— Aim of the task —
Transcribe all the entries word for word, but omit the images.

———

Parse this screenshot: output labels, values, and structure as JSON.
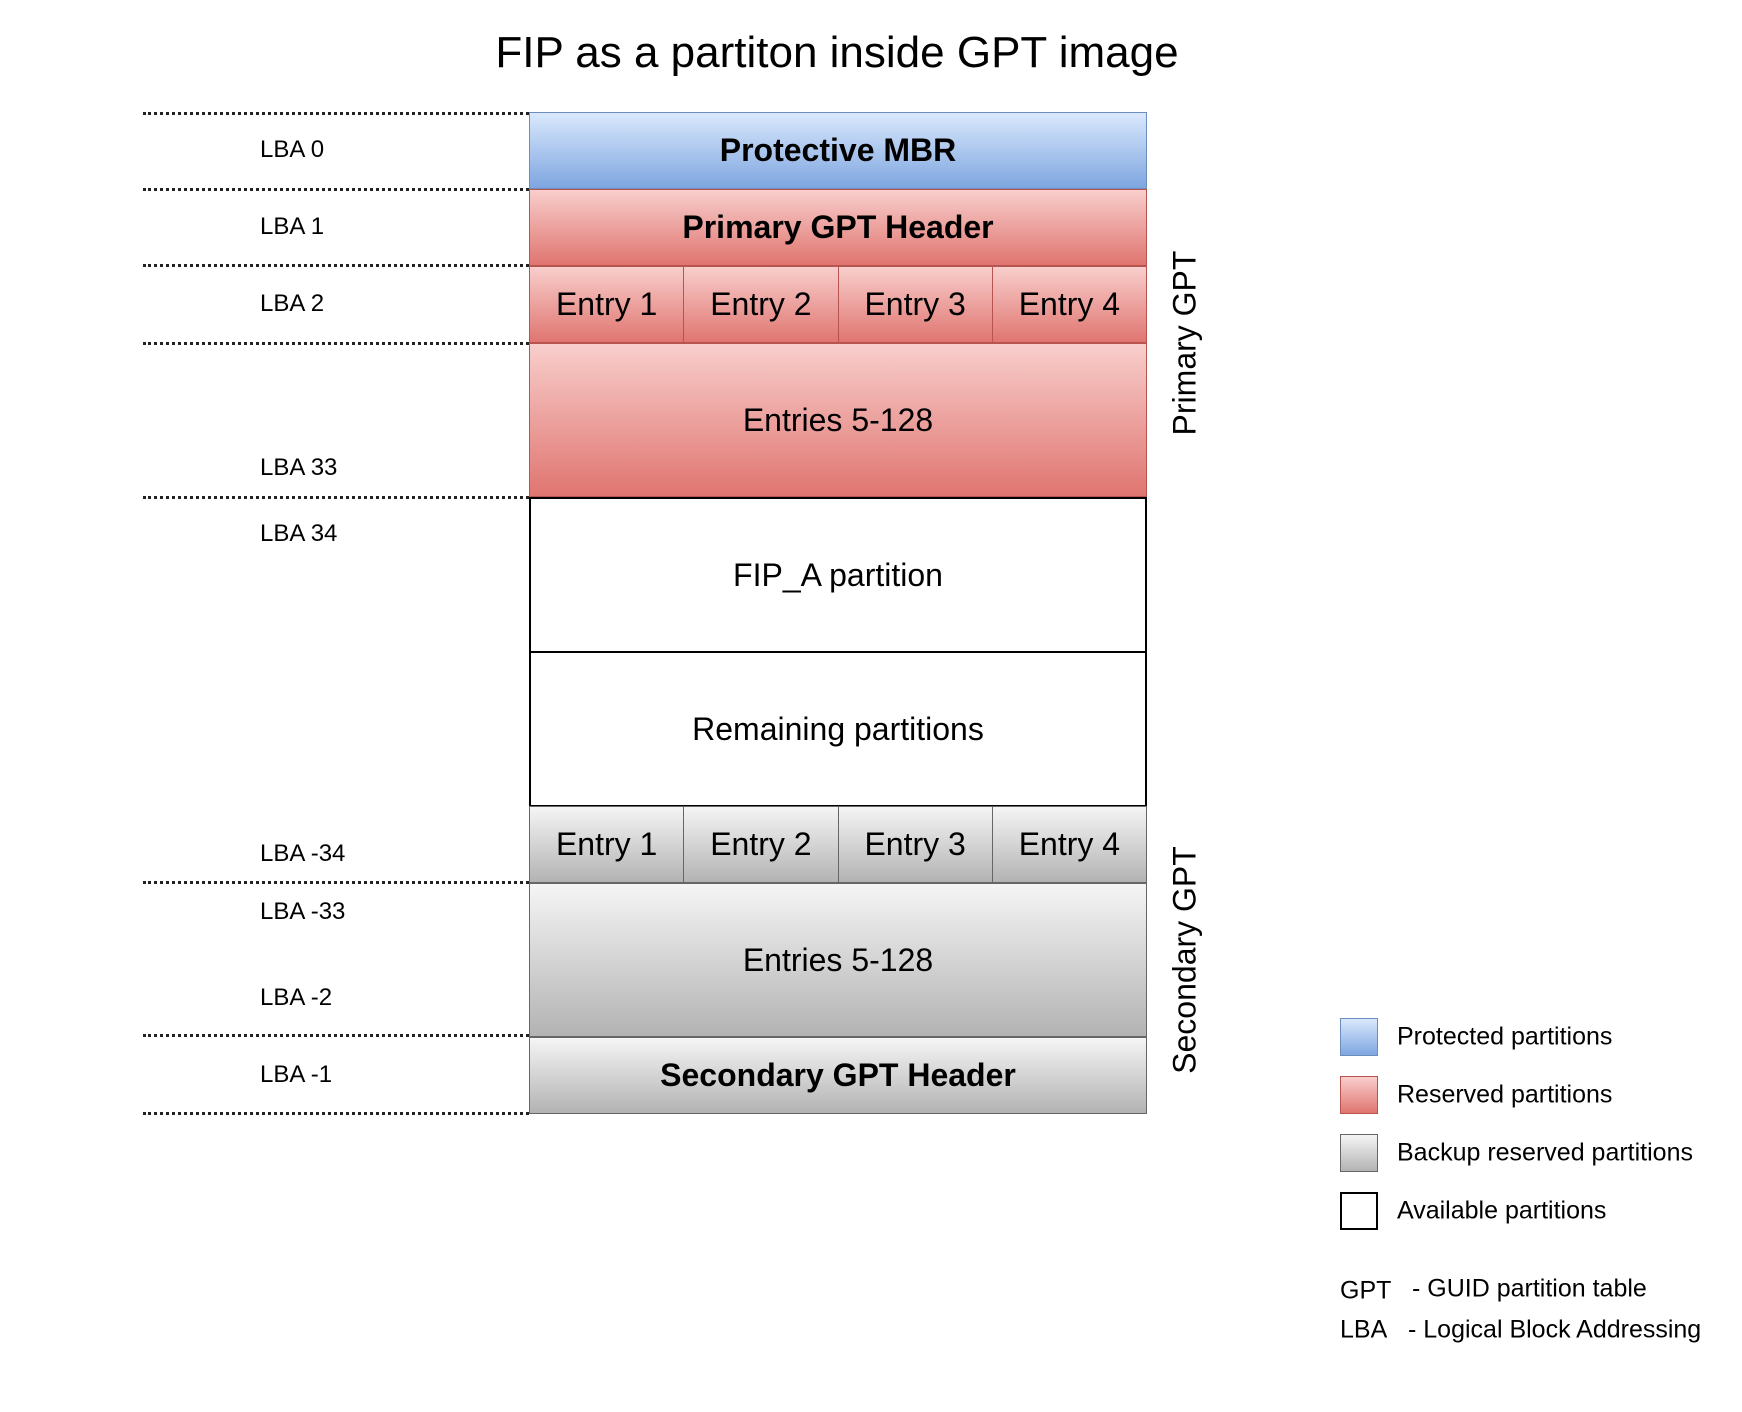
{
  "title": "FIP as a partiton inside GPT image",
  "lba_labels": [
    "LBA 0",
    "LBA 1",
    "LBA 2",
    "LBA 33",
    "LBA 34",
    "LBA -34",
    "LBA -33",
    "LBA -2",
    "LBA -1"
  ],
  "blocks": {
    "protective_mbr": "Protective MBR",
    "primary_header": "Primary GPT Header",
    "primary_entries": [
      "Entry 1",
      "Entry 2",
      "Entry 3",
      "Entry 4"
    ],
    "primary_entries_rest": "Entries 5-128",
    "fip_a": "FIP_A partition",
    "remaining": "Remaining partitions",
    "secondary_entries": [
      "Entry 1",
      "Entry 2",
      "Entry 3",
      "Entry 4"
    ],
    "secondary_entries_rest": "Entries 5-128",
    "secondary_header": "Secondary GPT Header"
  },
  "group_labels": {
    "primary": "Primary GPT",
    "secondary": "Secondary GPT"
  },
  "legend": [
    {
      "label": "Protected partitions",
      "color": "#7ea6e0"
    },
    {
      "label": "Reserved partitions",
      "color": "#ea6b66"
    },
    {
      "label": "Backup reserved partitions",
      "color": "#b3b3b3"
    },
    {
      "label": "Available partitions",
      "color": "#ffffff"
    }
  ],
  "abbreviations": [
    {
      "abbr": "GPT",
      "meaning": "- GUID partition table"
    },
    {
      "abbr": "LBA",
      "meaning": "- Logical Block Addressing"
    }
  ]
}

———

— Correct response —
Parse this screenshot: output labels, values, and structure as JSON.
{
  "title": "FIP as a partiton inside GPT image",
  "lba_labels": [
    "LBA 0",
    "LBA 1",
    "LBA 2",
    "LBA 33",
    "LBA 34",
    "LBA -34",
    "LBA -33",
    "LBA -2",
    "LBA -1"
  ],
  "blocks": {
    "protective_mbr": "Protective MBR",
    "primary_header": "Primary GPT Header",
    "primary_entries": [
      "Entry 1",
      "Entry 2",
      "Entry 3",
      "Entry 4"
    ],
    "primary_entries_rest": "Entries 5-128",
    "fip_a": "FIP_A partition",
    "remaining": "Remaining partitions",
    "secondary_entries": [
      "Entry 1",
      "Entry 2",
      "Entry 3",
      "Entry 4"
    ],
    "secondary_entries_rest": "Entries 5-128",
    "secondary_header": "Secondary GPT Header"
  },
  "group_labels": {
    "primary": "Primary GPT",
    "secondary": "Secondary GPT"
  },
  "legend": [
    {
      "label": "Protected partitions",
      "color": "#7ea6e0"
    },
    {
      "label": "Reserved partitions",
      "color": "#ea6b66"
    },
    {
      "label": "Backup reserved partitions",
      "color": "#b3b3b3"
    },
    {
      "label": "Available partitions",
      "color": "#ffffff"
    }
  ],
  "abbreviations": [
    {
      "abbr": "GPT",
      "meaning": "- GUID partition table"
    },
    {
      "abbr": "LBA",
      "meaning": "- Logical Block Addressing"
    }
  ]
}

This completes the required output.